§ Your instructions: Rewrite the listing below with every "Smartphone" changed to "mobile phone", leaving everything else as it is. Leave the pictures out of your answer.

Stored items from a collection
···

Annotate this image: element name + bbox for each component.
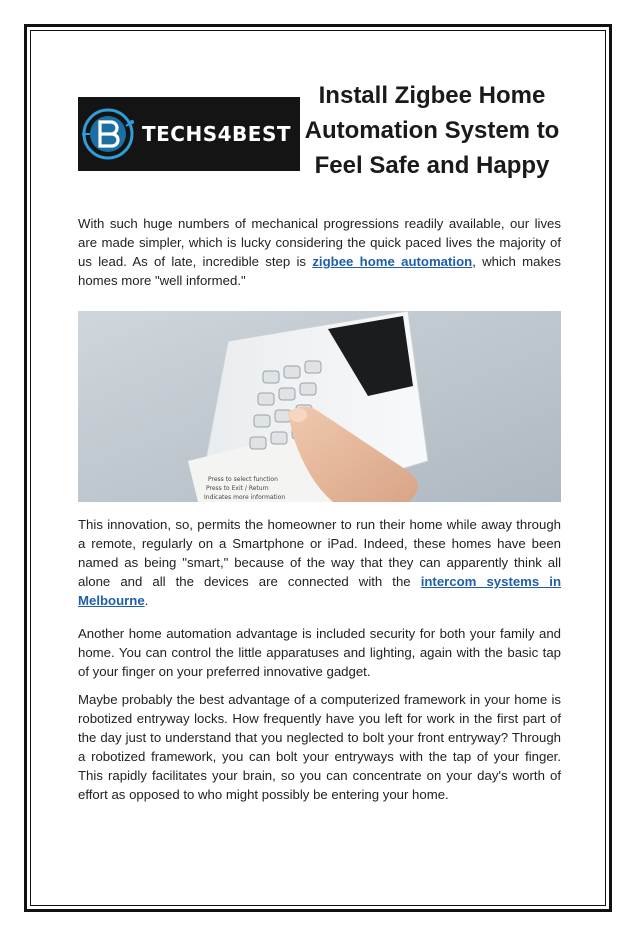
logo-text: TECHS4BEST — [142, 122, 291, 146]
locks-paragraph: Maybe probably the best advantage of a computerized framework in your home is robotized entryway locks. How frequently have you left for work in the first part of the day just to understand that you neglected to bolt your front entryway? Through a robotized framework, you can bolt your entryways with the tap of your finger. This rapidly facilitates your brain, so you can concentrate on your day's worth of effort as opposed to who might possibly be entering your home. — [78, 692, 561, 802]
techs4best-logo — [78, 97, 300, 171]
title-line-2: Automation System to — [304, 117, 560, 144]
photo-label-2: Press to Exit / Return — [206, 485, 269, 492]
intercom-systems-link[interactable]: intercom systems in Melbourne — [78, 574, 562, 608]
innovation-text-end: . — [144, 593, 149, 608]
logo-emblem-icon — [78, 104, 138, 164]
intro-paragraph — [78, 214, 561, 290]
title-line-1: Install Zigbee Home — [318, 82, 546, 109]
title-line-3: Feel Safe and Happy — [314, 152, 550, 179]
page-title — [298, 78, 566, 183]
photo-label-3: Indicates more information — [204, 494, 286, 501]
zigbee-home-automation-link[interactable]: zigbee home automation — [312, 254, 473, 269]
security-paragraph: Another home automation advantage is included security for both your family and home. You can control the little apparatuses and lighting, again with the basic tap of your finger on your preferred innovative gadget. — [78, 626, 561, 679]
intro-text: With such huge numbers of mechanical progressions readily available, our lives are made simpler, which is lucky considering the quick paced lives the majority of us lead. As of late, incredible step is — [78, 216, 561, 269]
keypad-photo — [78, 311, 561, 502]
photo-label-1: Press to select function — [208, 476, 278, 483]
innovation-paragraph — [78, 515, 561, 610]
intro-text-end: , which makes homes more "well informed." — [78, 254, 561, 288]
innovation-text: This innovation, so, permits the homeowner to run their home while away through a remote, regularly on a Smartphone or iPad. Indeed, these homes have been named as being "smart," because of the way that they can apparently think all alone and all the devices are connected with the — [78, 517, 561, 589]
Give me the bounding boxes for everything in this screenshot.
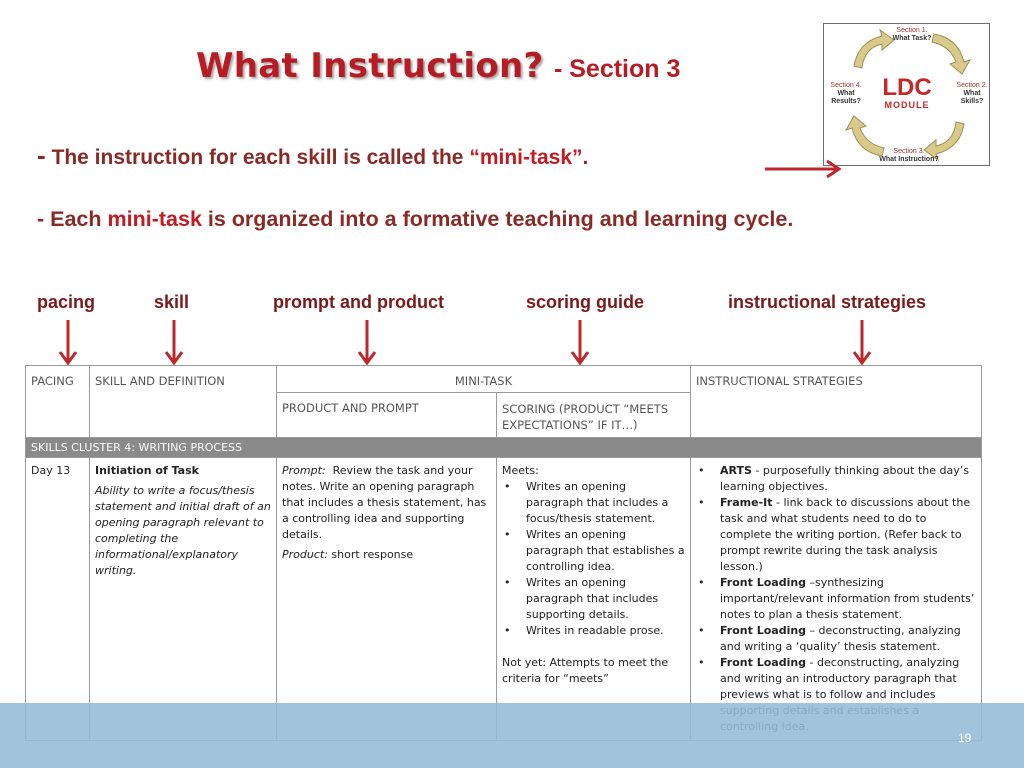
list-item: • Writes in readable prose. xyxy=(502,623,685,639)
strategy-name: Front Loading xyxy=(720,576,807,589)
ldc-logo: LDC xyxy=(882,74,932,101)
skill-title: Initiation of Task xyxy=(95,464,199,477)
arrow-down-icon xyxy=(58,318,78,366)
bullet-line-2 xyxy=(37,207,793,232)
label-instructional-strategies: instructional strategies xyxy=(728,292,927,312)
list-item: • Writes an opening paragraph that includes supporting details. xyxy=(502,575,685,623)
ldc-section1 xyxy=(882,27,942,43)
strategy-text: - purposefully thinking about the day’s learning objectives. xyxy=(720,464,969,493)
line2-start: - Each xyxy=(37,207,102,231)
cell-scoring xyxy=(497,458,691,741)
arrow-right-icon xyxy=(763,158,845,182)
arrow-down-icon xyxy=(570,318,590,366)
line2-highlight: mini-task xyxy=(107,207,202,231)
ldc-module-text: MODULE xyxy=(884,100,930,110)
ldc-section2-question-2: Skills? xyxy=(960,98,984,105)
header-skill: SKILL AND DEFINITION xyxy=(90,366,277,438)
not-yet-text: Not yet: Attempts to meet the criteria for “meets” xyxy=(502,656,669,685)
footer-band xyxy=(0,703,1024,768)
cell-day: Day 13 xyxy=(26,458,90,741)
label-prompt-product: prompt and product xyxy=(273,292,444,312)
cluster-row xyxy=(26,438,982,458)
ldc-section3-question: What Instruction? xyxy=(879,156,939,163)
ldc-section4-question-1: What xyxy=(837,90,855,97)
slide-title xyxy=(196,46,680,86)
line2-end: is organized into a formative teaching and learning cycle. xyxy=(207,207,794,231)
line1-highlight: “mini-task” xyxy=(469,146,583,169)
table-header-row xyxy=(26,366,982,393)
strategy-name: Front Loading xyxy=(720,624,807,637)
line1-text: The instruction for each skill is called the xyxy=(51,146,464,169)
skill-definition: Ability to write a focus/thesis statement and initial draft of an opening paragraph relevant to completing the informational/explanatory writing. xyxy=(95,484,271,577)
ldc-section1-question: What Task? xyxy=(892,35,932,42)
cell-skill xyxy=(90,458,277,741)
prompt-label: Prompt: xyxy=(282,464,326,477)
header-product: PRODUCT AND PROMPT xyxy=(277,393,497,438)
header-minitask: MINI-TASK xyxy=(277,366,691,393)
meets-label: Meets: xyxy=(502,464,539,477)
label-scoring-guide: scoring guide xyxy=(526,292,645,312)
arrow-down-icon xyxy=(852,318,872,366)
arrow-down-icon xyxy=(164,318,184,366)
line1-end: . xyxy=(582,146,589,169)
strategy-name: ARTS xyxy=(720,464,752,477)
ldc-section2-question-1: What xyxy=(963,90,981,97)
page-number: 19 xyxy=(958,731,972,745)
title-main: What Instruction? xyxy=(196,46,544,86)
ldc-section3-label: Section 3. xyxy=(893,148,925,155)
cell-prompt xyxy=(277,458,497,741)
label-skill: skill xyxy=(154,292,190,312)
list-item: • Writes an opening paragraph that establishes a controlling idea. xyxy=(502,527,685,575)
instruction-table xyxy=(25,365,982,741)
title-sub: - Section 3 xyxy=(553,55,681,83)
header-pacing: PACING xyxy=(26,366,90,438)
line1-dash: - xyxy=(37,140,46,170)
strategy-name: Frame-It xyxy=(720,496,773,509)
list-item xyxy=(696,623,976,655)
ldc-section2 xyxy=(952,82,992,106)
prompt-text: Review the task and your notes. Write an opening paragraph that includes a thesis statement, has a controlling idea and supporting details. xyxy=(282,464,487,541)
arrow-down-icon xyxy=(357,318,377,366)
list-item xyxy=(696,463,976,495)
ldc-module-diagram xyxy=(823,23,990,166)
cell-strategies xyxy=(691,458,982,741)
ldc-section4 xyxy=(824,82,868,106)
list-item: • Writes an opening paragraph that includes a focus/thesis statement. xyxy=(502,479,685,527)
strategy-text: –synthesizing important/relevant information from students’ notes to plan a thesis statement. xyxy=(720,576,975,621)
ldc-section3 xyxy=(864,148,954,164)
strategy-text: – deconstructing, analyzing and writing a ‘quality’ thesis statement. xyxy=(720,624,961,653)
list-item xyxy=(696,495,976,575)
ldc-section2-label: Section 2. xyxy=(956,82,988,89)
product-label: Product: xyxy=(282,548,328,561)
label-pacing: pacing xyxy=(37,292,96,312)
list-item xyxy=(696,575,976,623)
table-row xyxy=(26,458,982,741)
strategy-text: - deconstructing, analyzing and writing an introductory paragraph that previews what is to follow and includes xyxy=(720,656,960,701)
product-text: short response xyxy=(331,548,414,561)
cluster-label: SKILLS CLUSTER 4: WRITING PROCESS xyxy=(26,438,982,458)
header-strategies: INSTRUCTIONAL STRATEGIES xyxy=(691,366,982,438)
ldc-section4-label: Section 4. xyxy=(830,82,862,89)
ldc-section1-label: Section 1. xyxy=(896,27,928,34)
strategies-list xyxy=(696,463,976,735)
header-scoring: SCORING (PRODUCT “MEETS EXPECTATIONS” IF IT…) xyxy=(497,393,691,438)
meets-list xyxy=(502,479,685,639)
bullet-line-1 xyxy=(37,140,588,171)
strategy-name: Front Loading xyxy=(720,656,807,669)
strategy-text: - link back to discussions about the task and what students need to do to complete the writing portion. (Refer back to prompt rewrite during the task analysis lesson.) xyxy=(720,496,971,573)
ldc-section4-question-2: Results? xyxy=(831,98,861,105)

···

§ Reply to the task:
Annotate this image: element name + bbox for each component.
logo-text: TECHS4BEST — [142, 122, 291, 146]
locks-paragraph: Maybe probably the best advantage of a computerized framework in your home is robotized entryway locks. How frequently have you left for work in the first part of the day just to understand that you neglected to bolt your front entryway? Through a robotized framework, you can bolt your entryways with the tap of your finger. This rapidly facilitates your brain, so you can concentrate on your day's worth of effort as opposed to who might possibly be entering your home. — [78, 692, 561, 802]
techs4best-logo — [78, 97, 300, 171]
title-line-2: Automation System to — [304, 117, 560, 144]
photo-label-2: Press to Exit / Return — [206, 485, 269, 492]
intercom-systems-link[interactable]: intercom systems in Melbourne — [78, 574, 562, 608]
innovation-text-end: . — [144, 593, 149, 608]
logo-emblem-icon — [78, 104, 138, 164]
intro-paragraph — [78, 214, 561, 290]
title-line-1: Install Zigbee Home — [318, 82, 546, 109]
title-line-3: Feel Safe and Happy — [314, 152, 550, 179]
page-title — [298, 78, 566, 183]
photo-label-3: Indicates more information — [204, 494, 286, 501]
zigbee-home-automation-link[interactable]: zigbee home automation — [312, 254, 473, 269]
security-paragraph: Another home automation advantage is included security for both your family and home. You can control the little apparatuses and lighting, again with the basic tap of your finger on your preferred innovative gadget. — [78, 626, 561, 679]
intro-text: With such huge numbers of mechanical progressions readily available, our lives are made simpler, which is lucky considering the quick paced lives the majority of us lead. As of late, incredible step is — [78, 216, 561, 269]
keypad-photo — [78, 311, 561, 502]
photo-label-1: Press to select function — [208, 476, 278, 483]
innovation-paragraph — [78, 515, 561, 610]
intro-text-end: , which makes homes more "well informed." — [78, 254, 561, 288]
innovation-text: This innovation, so, permits the homeowner to run their home while away through a remote, regularly on a mobile phone or iPad. Indeed, these homes have been named as being "smart," because of the way that they can apparently think all alone and all the devices are connected with the — [78, 517, 561, 589]
Give me the bounding boxes for everything in this screenshot.
list-item: • Writes in readable prose. xyxy=(502,623,685,639)
strategy-name: Front Loading xyxy=(720,576,807,589)
ldc-logo: LDC xyxy=(882,74,932,101)
skill-title: Initiation of Task xyxy=(95,464,199,477)
arrow-down-icon xyxy=(58,318,78,366)
bullet-line-2 xyxy=(37,207,793,232)
label-instructional-strategies: instructional strategies xyxy=(728,292,927,312)
list-item: • Writes an opening paragraph that includes supporting details. xyxy=(502,575,685,623)
ldc-section1 xyxy=(882,27,942,43)
strategy-text: - purposefully thinking about the day’s learning objectives. xyxy=(720,464,969,493)
line2-start: - Each xyxy=(37,207,102,231)
cell-scoring xyxy=(497,458,691,741)
arrow-right-icon xyxy=(763,158,845,182)
arrow-down-icon xyxy=(570,318,590,366)
line2-highlight: mini-task xyxy=(107,207,202,231)
ldc-module-text: MODULE xyxy=(884,100,930,110)
ldc-section2-question-2: Skills? xyxy=(960,98,984,105)
header-skill: SKILL AND DEFINITION xyxy=(90,366,277,438)
not-yet-text: Not yet: Attempts to meet the criteria for “meets” xyxy=(502,656,669,685)
footer-band xyxy=(0,703,1024,768)
cell-day: Day 13 xyxy=(26,458,90,741)
label-prompt-product: prompt and product xyxy=(273,292,444,312)
cluster-row xyxy=(26,438,982,458)
ldc-section3-question: What Instruction? xyxy=(879,156,939,163)
ldc-section4-question-1: What xyxy=(837,90,855,97)
slide-title xyxy=(196,46,680,86)
line2-end: is organized into a formative teaching and learning cycle. xyxy=(207,207,794,231)
line1-highlight: “mini-task” xyxy=(469,146,583,169)
table-header-row xyxy=(26,366,982,393)
strategy-name: Front Loading xyxy=(720,624,807,637)
line1-text: The instruction for each skill is called the xyxy=(51,146,464,169)
skill-definition: Ability to write a focus/thesis statement and initial draft of an opening paragraph relevant to completing the informational/explanatory writing. xyxy=(95,484,271,577)
ldc-section1-question: What Task? xyxy=(892,35,932,42)
cell-skill xyxy=(90,458,277,741)
prompt-label: Prompt: xyxy=(282,464,326,477)
header-product: PRODUCT AND PROMPT xyxy=(277,393,497,438)
header-minitask: MINI-TASK xyxy=(277,366,691,393)
meets-label: Meets: xyxy=(502,464,539,477)
label-scoring-guide: scoring guide xyxy=(526,292,645,312)
arrow-down-icon xyxy=(852,318,872,366)
arrow-down-icon xyxy=(164,318,184,366)
line1-end: . xyxy=(582,146,589,169)
strategy-name: ARTS xyxy=(720,464,752,477)
ldc-section2-question-1: What xyxy=(963,90,981,97)
page-number: 19 xyxy=(958,731,972,745)
title-main: What Instruction? xyxy=(196,46,544,86)
ldc-section3-label: Section 3. xyxy=(893,148,925,155)
cell-prompt xyxy=(277,458,497,741)
label-skill: skill xyxy=(154,292,190,312)
list-item: • Writes an opening paragraph that establishes a controlling idea. xyxy=(502,527,685,575)
instruction-table xyxy=(25,365,982,741)
title-sub: - Section 3 xyxy=(553,55,681,83)
header-pacing: PACING xyxy=(26,366,90,438)
line1-dash: - xyxy=(37,140,46,170)
strategy-name: Frame-It xyxy=(720,496,773,509)
list-item xyxy=(696,623,976,655)
ldc-section2 xyxy=(952,82,992,106)
prompt-text: Review the task and your notes. Write an opening paragraph that includes a thesis statement, has a controlling idea and supporting details. xyxy=(282,464,487,541)
arrow-down-icon xyxy=(357,318,377,366)
list-item xyxy=(696,463,976,495)
ldc-module-diagram xyxy=(823,23,990,166)
cell-strategies xyxy=(691,458,982,741)
ldc-section4 xyxy=(824,82,868,106)
list-item: • Writes an opening paragraph that includes a focus/thesis statement. xyxy=(502,479,685,527)
strategy-text: –synthesizing important/relevant information from students’ notes to plan a thesis statement. xyxy=(720,576,975,621)
ldc-section3 xyxy=(864,148,954,164)
strategy-text: – deconstructing, analyzing and writing a ‘quality’ thesis statement. xyxy=(720,624,961,653)
list-item xyxy=(696,495,976,575)
ldc-section2-label: Section 2. xyxy=(956,82,988,89)
product-label: Product: xyxy=(282,548,328,561)
label-pacing: pacing xyxy=(37,292,96,312)
list-item xyxy=(696,575,976,623)
table-row xyxy=(26,458,982,741)
strategy-text: - deconstructing, analyzing and writing an introductory paragraph that previews what is to follow and includes xyxy=(720,656,960,701)
product-text: short response xyxy=(331,548,414,561)
cluster-label: SKILLS CLUSTER 4: WRITING PROCESS xyxy=(26,438,982,458)
header-strategies: INSTRUCTIONAL STRATEGIES xyxy=(691,366,982,438)
ldc-section4-label: Section 4. xyxy=(830,82,862,89)
ldc-section1-label: Section 1. xyxy=(896,27,928,34)
strategies-list xyxy=(696,463,976,735)
header-scoring: SCORING (PRODUCT “MEETS EXPECTATIONS” IF IT…) xyxy=(497,393,691,438)
meets-list xyxy=(502,479,685,639)
bullet-line-1 xyxy=(37,140,588,171)
strategy-name: Front Loading xyxy=(720,656,807,669)
strategy-text: - link back to discussions about the task and what students need to do to complete the writing portion. (Refer back to prompt rewrite during the task analysis lesson.) xyxy=(720,496,971,573)
ldc-section4-question-2: Results? xyxy=(831,98,861,105)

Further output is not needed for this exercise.